### Brief
Locate each line with the string "financing" in the listing below and copy it.

### Working data
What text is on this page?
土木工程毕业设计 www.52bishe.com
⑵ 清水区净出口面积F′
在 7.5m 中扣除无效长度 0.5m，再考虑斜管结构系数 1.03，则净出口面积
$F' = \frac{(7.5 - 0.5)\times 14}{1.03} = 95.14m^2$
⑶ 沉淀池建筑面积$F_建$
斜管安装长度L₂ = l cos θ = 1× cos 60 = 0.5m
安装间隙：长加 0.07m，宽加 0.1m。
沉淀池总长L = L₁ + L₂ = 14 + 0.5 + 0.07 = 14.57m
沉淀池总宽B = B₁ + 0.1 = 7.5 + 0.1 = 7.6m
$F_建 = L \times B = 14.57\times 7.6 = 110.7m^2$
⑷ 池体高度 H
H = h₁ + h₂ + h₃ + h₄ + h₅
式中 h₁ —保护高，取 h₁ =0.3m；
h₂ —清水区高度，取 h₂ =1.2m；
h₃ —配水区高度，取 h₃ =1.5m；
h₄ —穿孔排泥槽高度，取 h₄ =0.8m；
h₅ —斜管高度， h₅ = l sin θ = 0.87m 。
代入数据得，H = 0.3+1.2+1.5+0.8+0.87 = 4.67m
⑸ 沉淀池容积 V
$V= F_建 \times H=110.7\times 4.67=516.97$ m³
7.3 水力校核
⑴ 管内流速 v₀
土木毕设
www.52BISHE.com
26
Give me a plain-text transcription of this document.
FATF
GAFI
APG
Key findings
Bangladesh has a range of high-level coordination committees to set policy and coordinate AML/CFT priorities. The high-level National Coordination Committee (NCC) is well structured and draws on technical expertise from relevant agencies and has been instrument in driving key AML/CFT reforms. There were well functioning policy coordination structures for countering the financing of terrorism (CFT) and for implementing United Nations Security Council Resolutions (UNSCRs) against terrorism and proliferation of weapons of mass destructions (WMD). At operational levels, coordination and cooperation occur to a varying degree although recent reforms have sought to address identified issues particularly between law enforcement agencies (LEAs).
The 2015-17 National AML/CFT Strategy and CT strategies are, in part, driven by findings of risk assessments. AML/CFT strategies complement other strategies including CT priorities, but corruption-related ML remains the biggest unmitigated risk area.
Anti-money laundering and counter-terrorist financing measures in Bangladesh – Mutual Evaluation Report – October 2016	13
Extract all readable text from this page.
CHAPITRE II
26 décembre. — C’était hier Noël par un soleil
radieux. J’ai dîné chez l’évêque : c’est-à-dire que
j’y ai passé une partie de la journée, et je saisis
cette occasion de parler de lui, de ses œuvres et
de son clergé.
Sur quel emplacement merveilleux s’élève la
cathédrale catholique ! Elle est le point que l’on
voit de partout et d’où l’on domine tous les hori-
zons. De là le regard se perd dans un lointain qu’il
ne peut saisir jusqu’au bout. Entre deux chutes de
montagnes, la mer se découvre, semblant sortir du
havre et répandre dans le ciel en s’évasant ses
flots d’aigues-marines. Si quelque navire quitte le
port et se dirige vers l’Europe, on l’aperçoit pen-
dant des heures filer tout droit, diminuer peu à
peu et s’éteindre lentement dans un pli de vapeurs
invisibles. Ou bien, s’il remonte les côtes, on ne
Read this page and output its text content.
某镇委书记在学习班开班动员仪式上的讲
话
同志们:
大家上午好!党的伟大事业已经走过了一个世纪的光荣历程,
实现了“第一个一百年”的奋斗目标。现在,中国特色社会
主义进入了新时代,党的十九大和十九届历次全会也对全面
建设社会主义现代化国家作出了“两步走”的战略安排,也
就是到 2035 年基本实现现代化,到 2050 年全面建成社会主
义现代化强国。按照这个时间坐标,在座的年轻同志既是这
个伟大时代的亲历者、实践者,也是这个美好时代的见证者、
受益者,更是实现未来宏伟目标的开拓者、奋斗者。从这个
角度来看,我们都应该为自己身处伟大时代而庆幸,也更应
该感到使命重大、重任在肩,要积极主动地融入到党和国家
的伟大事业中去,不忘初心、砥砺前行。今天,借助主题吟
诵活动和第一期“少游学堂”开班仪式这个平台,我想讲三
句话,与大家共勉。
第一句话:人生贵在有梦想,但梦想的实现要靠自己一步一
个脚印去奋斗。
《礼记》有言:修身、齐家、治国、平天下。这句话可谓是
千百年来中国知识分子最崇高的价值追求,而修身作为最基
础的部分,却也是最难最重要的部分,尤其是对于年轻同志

### In response
Bangladesh has a range of high-level coordination committees to set policy and coordinate AML/CFT priorities. The high-level National Coordination Committee (NCC) is well structured and draws on technical expertise from relevant agencies and has been instrument in driving key AML/CFT reforms. There were well functioning policy coordination structures for countering the financing of terrorism (CFT) and for implementing United Nations Security Council Resolutions (UNSCRs) against terrorism and proliferation of weapons of mass destructions (WMD). At operational levels, coordination and cooperation occur to a varying degree although recent reforms have sought to address identified issues particularly between law enforcement agencies (LEAs).
Anti-money laundering and counter-terrorist financing measures in Bangladesh – Mutual Evaluation Report – October 2016	13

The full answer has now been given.